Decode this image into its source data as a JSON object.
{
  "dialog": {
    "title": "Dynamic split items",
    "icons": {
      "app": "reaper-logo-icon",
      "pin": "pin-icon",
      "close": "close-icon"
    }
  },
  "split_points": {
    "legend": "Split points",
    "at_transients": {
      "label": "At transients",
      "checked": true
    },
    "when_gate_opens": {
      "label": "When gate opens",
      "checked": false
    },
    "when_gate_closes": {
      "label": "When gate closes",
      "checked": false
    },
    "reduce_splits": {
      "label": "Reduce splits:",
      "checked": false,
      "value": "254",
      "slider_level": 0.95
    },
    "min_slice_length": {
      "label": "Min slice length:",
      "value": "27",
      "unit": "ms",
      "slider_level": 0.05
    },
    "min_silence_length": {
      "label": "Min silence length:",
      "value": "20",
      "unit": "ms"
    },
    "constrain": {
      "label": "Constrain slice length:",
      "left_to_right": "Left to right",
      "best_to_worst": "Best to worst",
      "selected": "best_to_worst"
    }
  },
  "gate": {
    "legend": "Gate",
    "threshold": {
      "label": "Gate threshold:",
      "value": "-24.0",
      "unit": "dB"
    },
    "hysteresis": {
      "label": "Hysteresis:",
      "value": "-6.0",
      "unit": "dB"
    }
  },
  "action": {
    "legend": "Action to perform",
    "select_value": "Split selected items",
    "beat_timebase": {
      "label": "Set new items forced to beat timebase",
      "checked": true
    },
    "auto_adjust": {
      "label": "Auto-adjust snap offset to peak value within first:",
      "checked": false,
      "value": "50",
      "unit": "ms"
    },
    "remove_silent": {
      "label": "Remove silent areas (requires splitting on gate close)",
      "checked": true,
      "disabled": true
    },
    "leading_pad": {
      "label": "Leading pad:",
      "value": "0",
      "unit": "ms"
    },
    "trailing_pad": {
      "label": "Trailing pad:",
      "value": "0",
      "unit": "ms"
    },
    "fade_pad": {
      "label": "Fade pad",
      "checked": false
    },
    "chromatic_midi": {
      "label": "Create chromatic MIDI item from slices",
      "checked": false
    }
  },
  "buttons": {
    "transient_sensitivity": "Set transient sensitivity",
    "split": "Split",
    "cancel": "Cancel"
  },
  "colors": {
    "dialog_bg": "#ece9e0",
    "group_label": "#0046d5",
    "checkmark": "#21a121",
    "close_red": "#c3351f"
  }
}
_ _ _ _
#### Problem requirements
Repeat the records exactly, including every line.

#### Final result
Decode this image into its source data as a JSON object.
{
  "dialog": {
    "title": "Dynamic split items",
    "icons": {
      "app": "reaper-logo-icon",
      "pin": "pin-icon",
      "close": "close-icon"
    }
  },
  "split_points": {
    "legend": "Split points",
    "at_transients": {
      "label": "At transients",
      "checked": true
    },
    "when_gate_opens": {
      "label": "When gate opens",
      "checked": false
    },
    "when_gate_closes": {
      "label": "When gate closes",
      "checked": false
    },
    "reduce_splits": {
      "label": "Reduce splits:",
      "checked": false,
      "value": "254",
      "slider_level": 0.95
    },
    "min_slice_length": {
      "label": "Min slice length:",
      "value": "27",
      "unit": "ms",
      "slider_level": 0.05
    },
    "min_silence_length": {
      "label": "Min silence length:",
      "value": "20",
      "unit": "ms"
    },
    "constrain": {
      "label": "Constrain slice length:",
      "left_to_right": "Left to right",
      "best_to_worst": "Best to worst",
      "selected": "best_to_worst"
    }
  },
  "gate": {
    "legend": "Gate",
    "threshold": {
      "label": "Gate threshold:",
      "value": "-24.0",
      "unit": "dB"
    },
    "hysteresis": {
      "label": "Hysteresis:",
      "value": "-6.0",
      "unit": "dB"
    }
  },
  "action": {
    "legend": "Action to perform",
    "select_value": "Split selected items",
    "beat_timebase": {
      "label": "Set new items forced to beat timebase",
      "checked": true
    },
    "auto_adjust": {
      "label": "Auto-adjust snap offset to peak value within first:",
      "checked": false,
      "value": "50",
      "unit": "ms"
    },
    "remove_silent": {
      "label": "Remove silent areas (requires splitting on gate close)",
      "checked": true,
      "disabled": true
    },
    "leading_pad": {
      "label": "Leading pad:",
      "value": "0",
      "unit": "ms"
    },
    "trailing_pad": {
      "label": "Trailing pad:",
      "value": "0",
      "unit": "ms"
    },
    "fade_pad": {
      "label": "Fade pad",
      "checked": false
    },
    "chromatic_midi": {
      "label": "Create chromatic MIDI item from slices",
      "checked": false
    }
  },
  "buttons": {
    "transient_sensitivity": "Set transient sensitivity",
    "split": "Split",
    "cancel": "Cancel"
  },
  "colors": {
    "dialog_bg": "#ece9e0",
    "group_label": "#0046d5",
    "checkmark": "#21a121",
    "close_red": "#c3351f"
  }
}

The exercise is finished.